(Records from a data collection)
⟨

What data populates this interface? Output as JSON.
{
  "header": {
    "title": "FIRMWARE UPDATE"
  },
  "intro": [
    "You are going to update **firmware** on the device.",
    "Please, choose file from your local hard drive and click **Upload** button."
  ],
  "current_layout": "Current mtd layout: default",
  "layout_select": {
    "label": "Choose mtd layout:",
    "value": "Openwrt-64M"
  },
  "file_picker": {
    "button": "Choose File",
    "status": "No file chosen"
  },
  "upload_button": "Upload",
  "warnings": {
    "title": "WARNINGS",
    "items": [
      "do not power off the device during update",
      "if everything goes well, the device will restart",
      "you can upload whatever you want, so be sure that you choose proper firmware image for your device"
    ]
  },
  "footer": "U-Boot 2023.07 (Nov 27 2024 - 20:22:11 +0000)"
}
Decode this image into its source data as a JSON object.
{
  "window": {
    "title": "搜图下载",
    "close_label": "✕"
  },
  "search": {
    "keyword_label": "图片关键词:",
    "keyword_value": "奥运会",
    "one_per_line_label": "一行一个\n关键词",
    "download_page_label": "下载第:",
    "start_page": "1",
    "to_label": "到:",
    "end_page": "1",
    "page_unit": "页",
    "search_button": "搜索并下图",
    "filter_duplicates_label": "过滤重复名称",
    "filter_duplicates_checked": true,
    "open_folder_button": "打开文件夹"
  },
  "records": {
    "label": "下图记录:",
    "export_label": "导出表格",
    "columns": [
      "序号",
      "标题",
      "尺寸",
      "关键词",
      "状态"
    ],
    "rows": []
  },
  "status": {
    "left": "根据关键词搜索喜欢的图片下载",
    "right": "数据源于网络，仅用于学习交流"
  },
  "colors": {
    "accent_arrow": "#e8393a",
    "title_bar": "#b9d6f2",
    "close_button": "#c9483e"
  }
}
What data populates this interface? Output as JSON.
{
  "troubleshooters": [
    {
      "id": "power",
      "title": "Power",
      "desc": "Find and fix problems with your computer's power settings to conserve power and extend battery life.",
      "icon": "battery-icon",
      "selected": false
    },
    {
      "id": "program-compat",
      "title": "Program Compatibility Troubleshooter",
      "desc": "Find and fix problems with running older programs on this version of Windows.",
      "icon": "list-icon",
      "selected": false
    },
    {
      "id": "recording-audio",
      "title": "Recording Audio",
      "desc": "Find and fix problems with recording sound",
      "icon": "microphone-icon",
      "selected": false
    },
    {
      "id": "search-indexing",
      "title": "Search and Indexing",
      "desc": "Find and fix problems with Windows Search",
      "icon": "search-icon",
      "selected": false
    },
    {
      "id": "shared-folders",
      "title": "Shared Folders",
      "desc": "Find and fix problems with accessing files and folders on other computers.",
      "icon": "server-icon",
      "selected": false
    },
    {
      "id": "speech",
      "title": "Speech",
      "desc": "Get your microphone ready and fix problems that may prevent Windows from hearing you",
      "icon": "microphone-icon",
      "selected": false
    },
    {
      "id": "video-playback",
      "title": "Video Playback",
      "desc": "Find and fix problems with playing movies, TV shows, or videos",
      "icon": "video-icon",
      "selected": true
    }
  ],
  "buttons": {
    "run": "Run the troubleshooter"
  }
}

⟩

** Requirements **
Using the listing above, show each line holding the string "Find".

** Output **
      "desc": "Find and fix problems with your computer's power settings to conserve power and extend battery life.",
      "desc": "Find and fix problems with running older programs on this version of Windows.",
      "desc": "Find and fix problems with recording sound",
      "desc": "Find and fix problems with Windows Search",
      "desc": "Find and fix problems with accessing files and folders on other computers.",
      "desc": "Find and fix problems with playing movies, TV shows, or videos",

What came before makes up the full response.